* **Set task**
Can you write out all of the material below, word for word?

* **Records for processing**
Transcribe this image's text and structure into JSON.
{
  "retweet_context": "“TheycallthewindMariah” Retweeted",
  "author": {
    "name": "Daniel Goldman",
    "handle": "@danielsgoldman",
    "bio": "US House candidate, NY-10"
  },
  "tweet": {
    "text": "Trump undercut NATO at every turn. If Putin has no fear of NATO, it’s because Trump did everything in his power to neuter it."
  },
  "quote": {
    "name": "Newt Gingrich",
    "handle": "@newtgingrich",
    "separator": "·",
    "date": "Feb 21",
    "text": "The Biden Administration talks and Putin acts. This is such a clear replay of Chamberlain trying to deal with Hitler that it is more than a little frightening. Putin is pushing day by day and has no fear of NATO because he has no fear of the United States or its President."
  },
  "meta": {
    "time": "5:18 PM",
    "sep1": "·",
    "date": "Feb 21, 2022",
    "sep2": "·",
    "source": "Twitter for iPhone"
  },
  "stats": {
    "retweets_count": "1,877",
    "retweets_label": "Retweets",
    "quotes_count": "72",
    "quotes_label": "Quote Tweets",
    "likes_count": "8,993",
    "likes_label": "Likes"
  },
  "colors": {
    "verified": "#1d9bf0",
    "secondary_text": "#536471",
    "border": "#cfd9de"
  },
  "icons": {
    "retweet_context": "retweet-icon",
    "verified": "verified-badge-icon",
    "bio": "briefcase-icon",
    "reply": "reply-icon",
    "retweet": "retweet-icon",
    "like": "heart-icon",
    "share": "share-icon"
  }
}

* **Solved problem**
Transcribe this image's text and structure into JSON.
{
  "retweet_context": "“TheycallthewindMariah” Retweeted",
  "author": {
    "name": "Daniel Goldman",
    "handle": "@danielsgoldman",
    "bio": "US House candidate, NY-10"
  },
  "tweet": {
    "text": "Trump undercut NATO at every turn. If Putin has no fear of NATO, it’s because Trump did everything in his power to neuter it."
  },
  "quote": {
    "name": "Newt Gingrich",
    "handle": "@newtgingrich",
    "separator": "·",
    "date": "Feb 21",
    "text": "The Biden Administration talks and Putin acts. This is such a clear replay of Chamberlain trying to deal with Hitler that it is more than a little frightening. Putin is pushing day by day and has no fear of NATO because he has no fear of the United States or its President."
  },
  "meta": {
    "time": "5:18 PM",
    "sep1": "·",
    "date": "Feb 21, 2022",
    "sep2": "·",
    "source": "Twitter for iPhone"
  },
  "stats": {
    "retweets_count": "1,877",
    "retweets_label": "Retweets",
    "quotes_count": "72",
    "quotes_label": "Quote Tweets",
    "likes_count": "8,993",
    "likes_label": "Likes"
  },
  "colors": {
    "verified": "#1d9bf0",
    "secondary_text": "#536471",
    "border": "#cfd9de"
  },
  "icons": {
    "retweet_context": "retweet-icon",
    "verified": "verified-badge-icon",
    "bio": "briefcase-icon",
    "reply": "reply-icon",
    "retweet": "retweet-icon",
    "like": "heart-icon",
    "share": "share-icon"
  }
}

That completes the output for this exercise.